Search the records below for "Veenendaal"; copy each line that has it.

[Records drawn from a dataset]
################

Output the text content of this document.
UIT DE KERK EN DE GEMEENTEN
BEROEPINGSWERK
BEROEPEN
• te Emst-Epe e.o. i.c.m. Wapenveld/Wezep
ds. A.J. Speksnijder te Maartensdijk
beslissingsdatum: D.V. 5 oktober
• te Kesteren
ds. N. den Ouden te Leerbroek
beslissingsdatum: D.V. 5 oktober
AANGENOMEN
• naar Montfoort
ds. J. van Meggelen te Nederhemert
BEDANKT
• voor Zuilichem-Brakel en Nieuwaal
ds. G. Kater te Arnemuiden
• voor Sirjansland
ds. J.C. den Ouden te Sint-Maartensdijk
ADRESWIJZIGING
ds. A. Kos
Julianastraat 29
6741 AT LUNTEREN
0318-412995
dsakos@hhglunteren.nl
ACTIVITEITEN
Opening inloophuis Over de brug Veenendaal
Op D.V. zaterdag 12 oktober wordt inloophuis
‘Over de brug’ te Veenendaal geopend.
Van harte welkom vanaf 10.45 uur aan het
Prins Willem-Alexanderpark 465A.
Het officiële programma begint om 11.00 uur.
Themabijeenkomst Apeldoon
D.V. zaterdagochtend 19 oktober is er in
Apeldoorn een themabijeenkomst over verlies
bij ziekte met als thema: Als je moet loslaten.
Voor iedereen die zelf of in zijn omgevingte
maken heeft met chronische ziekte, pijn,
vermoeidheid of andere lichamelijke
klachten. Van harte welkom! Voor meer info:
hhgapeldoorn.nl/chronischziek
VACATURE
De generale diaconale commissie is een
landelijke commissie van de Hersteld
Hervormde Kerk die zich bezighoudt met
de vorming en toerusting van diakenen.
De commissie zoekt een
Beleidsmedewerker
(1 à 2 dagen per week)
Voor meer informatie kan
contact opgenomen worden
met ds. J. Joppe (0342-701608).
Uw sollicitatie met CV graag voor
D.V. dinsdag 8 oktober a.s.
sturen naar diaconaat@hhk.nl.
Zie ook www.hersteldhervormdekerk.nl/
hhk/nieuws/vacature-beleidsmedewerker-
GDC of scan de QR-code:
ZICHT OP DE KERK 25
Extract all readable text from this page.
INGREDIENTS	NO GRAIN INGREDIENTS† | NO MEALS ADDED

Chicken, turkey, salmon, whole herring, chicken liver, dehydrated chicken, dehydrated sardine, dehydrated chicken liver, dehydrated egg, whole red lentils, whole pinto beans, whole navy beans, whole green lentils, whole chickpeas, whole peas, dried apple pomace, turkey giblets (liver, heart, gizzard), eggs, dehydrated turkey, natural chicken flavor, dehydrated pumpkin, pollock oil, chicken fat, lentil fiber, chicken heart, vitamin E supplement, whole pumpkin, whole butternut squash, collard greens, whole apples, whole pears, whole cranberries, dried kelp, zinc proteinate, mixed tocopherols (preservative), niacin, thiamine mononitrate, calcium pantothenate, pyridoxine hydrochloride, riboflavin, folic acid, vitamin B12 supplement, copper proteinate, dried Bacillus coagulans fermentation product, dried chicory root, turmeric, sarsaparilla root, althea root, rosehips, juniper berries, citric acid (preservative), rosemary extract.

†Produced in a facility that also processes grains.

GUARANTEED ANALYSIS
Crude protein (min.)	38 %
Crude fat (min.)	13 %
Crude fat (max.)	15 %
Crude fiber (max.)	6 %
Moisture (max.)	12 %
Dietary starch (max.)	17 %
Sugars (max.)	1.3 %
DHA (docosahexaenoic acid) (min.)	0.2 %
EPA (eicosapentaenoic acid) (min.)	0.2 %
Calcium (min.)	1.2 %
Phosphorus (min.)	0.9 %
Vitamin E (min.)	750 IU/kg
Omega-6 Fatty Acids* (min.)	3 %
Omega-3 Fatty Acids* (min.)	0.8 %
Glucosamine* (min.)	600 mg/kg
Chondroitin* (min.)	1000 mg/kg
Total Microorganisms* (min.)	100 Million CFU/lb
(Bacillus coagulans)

################

Final answer:
Opening inloophuis Over de brug Veenendaal
‘Over de brug’ te Veenendaal geopend.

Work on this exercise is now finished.